What you should do
Every record should be repeated exactly, except that pictures are left out.

Excerpted data

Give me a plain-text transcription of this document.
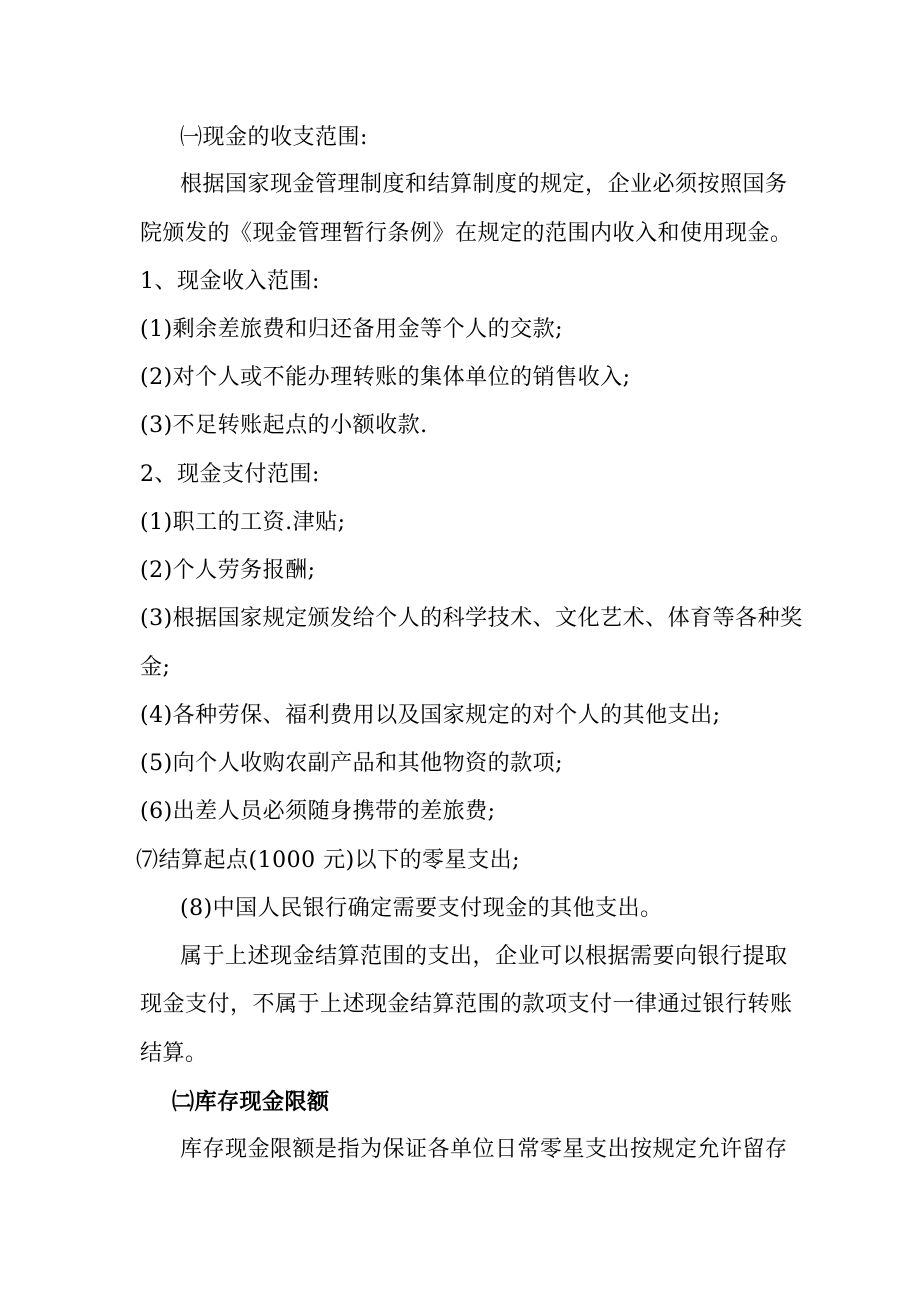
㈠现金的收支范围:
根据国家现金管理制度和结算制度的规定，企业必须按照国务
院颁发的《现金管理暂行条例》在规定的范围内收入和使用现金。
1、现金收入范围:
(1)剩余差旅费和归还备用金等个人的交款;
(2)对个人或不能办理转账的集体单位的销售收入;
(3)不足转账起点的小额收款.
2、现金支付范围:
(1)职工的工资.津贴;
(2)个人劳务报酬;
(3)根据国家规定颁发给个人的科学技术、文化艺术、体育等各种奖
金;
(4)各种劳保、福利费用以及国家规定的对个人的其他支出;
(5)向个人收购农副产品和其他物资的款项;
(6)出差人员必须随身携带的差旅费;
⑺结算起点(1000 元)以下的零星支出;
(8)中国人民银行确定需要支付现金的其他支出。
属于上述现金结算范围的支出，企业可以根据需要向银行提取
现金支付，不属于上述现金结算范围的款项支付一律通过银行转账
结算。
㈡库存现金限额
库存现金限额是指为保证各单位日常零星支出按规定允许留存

Complete answer
Give me a plain-text transcription of this document.
㈠现金的收支范围:
根据国家现金管理制度和结算制度的规定，企业必须按照国务
院颁发的《现金管理暂行条例》在规定的范围内收入和使用现金。
1、现金收入范围:
(1)剩余差旅费和归还备用金等个人的交款;
(2)对个人或不能办理转账的集体单位的销售收入;
(3)不足转账起点的小额收款.
2、现金支付范围:
(1)职工的工资.津贴;
(2)个人劳务报酬;
(3)根据国家规定颁发给个人的科学技术、文化艺术、体育等各种奖
金;
(4)各种劳保、福利费用以及国家规定的对个人的其他支出;
(5)向个人收购农副产品和其他物资的款项;
(6)出差人员必须随身携带的差旅费;
⑺结算起点(1000 元)以下的零星支出;
(8)中国人民银行确定需要支付现金的其他支出。
属于上述现金结算范围的支出，企业可以根据需要向银行提取
现金支付，不属于上述现金结算范围的款项支付一律通过银行转账
结算。
㈡库存现金限额
库存现金限额是指为保证各单位日常零星支出按规定允许留存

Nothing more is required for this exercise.